▶ Prompt
Exclude the pictures, then copy all remaining records exactly.

[Start Data for the task]

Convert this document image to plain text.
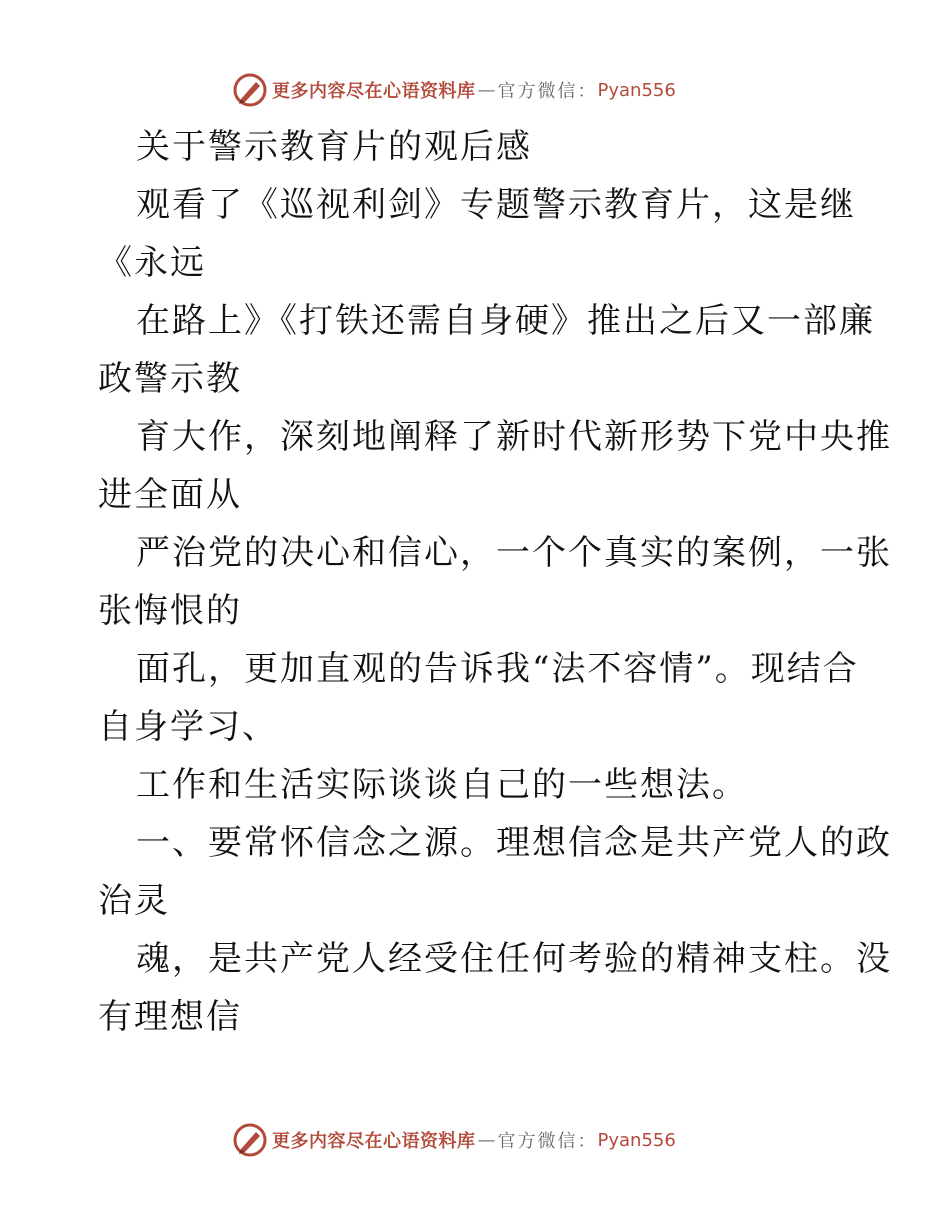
更多内容尽在心语资料库 — 官方微信： Pyan556
关于警示教育片的观后感
观看了《巡视利剑》专题警示教育片，这是继
《永远
在路上》《打铁还需自身硬》推出之后又一部廉
政警示教
育大作，深刻地阐释了新时代新形势下党中央推
进全面从
严治党的决心和信心，一个个真实的案例，一张
张悔恨的
面孔，更加直观的告诉我“法不容情”。现结合
自身学习、
工作和生活实际谈谈自己的一些想法。
一、要常怀信念之源。理想信念是共产党人的政
治灵
魂，是共产党人经受住任何考验的精神支柱。没
有理想信
更多内容尽在心语资料库 — 官方微信： Pyan556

[End Data for the task]

▶ Completed task
Convert this document image to plain text.
更多内容尽在心语资料库 — 官方微信： Pyan556
关于警示教育片的观后感
观看了《巡视利剑》专题警示教育片，这是继
《永远
在路上》《打铁还需自身硬》推出之后又一部廉
政警示教
育大作，深刻地阐释了新时代新形势下党中央推
进全面从
严治党的决心和信心，一个个真实的案例，一张
张悔恨的
面孔，更加直观的告诉我“法不容情”。现结合
自身学习、
工作和生活实际谈谈自己的一些想法。
一、要常怀信念之源。理想信念是共产党人的政
治灵
魂，是共产党人经受住任何考验的精神支柱。没
有理想信
更多内容尽在心语资料库 — 官方微信： Pyan556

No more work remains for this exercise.